SUPPLIED DATA start

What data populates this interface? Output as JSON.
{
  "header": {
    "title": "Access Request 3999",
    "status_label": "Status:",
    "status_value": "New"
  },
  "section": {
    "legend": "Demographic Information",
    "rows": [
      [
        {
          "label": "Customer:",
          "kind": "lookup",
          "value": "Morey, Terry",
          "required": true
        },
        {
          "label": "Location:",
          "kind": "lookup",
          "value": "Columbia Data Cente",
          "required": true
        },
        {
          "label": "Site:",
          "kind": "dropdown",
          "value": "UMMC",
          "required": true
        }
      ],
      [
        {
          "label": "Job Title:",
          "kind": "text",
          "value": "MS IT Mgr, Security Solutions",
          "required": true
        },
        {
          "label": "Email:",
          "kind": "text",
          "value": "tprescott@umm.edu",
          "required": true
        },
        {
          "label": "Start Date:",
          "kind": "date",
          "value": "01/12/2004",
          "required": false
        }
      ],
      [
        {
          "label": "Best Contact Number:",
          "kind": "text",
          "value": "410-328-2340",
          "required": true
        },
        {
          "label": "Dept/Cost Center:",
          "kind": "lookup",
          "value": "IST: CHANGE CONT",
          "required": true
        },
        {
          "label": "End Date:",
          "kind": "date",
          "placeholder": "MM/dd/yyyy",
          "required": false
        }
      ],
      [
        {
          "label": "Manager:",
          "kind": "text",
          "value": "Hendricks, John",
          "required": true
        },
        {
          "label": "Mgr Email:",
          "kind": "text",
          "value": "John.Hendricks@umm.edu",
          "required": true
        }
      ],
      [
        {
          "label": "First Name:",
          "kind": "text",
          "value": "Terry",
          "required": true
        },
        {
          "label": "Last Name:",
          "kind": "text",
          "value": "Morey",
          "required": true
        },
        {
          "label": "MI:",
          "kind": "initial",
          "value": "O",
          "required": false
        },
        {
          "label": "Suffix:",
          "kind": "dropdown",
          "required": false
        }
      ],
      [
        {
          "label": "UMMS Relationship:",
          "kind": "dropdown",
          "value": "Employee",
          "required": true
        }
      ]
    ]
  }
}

SUPPLIED DATA end

TASK OBJECTIVE: Look over the material above and show each line where "John" appears.

EXERCISE RESPONSE:
          "value": "Hendricks, John",
          "value": "John.Hendricks@umm.edu",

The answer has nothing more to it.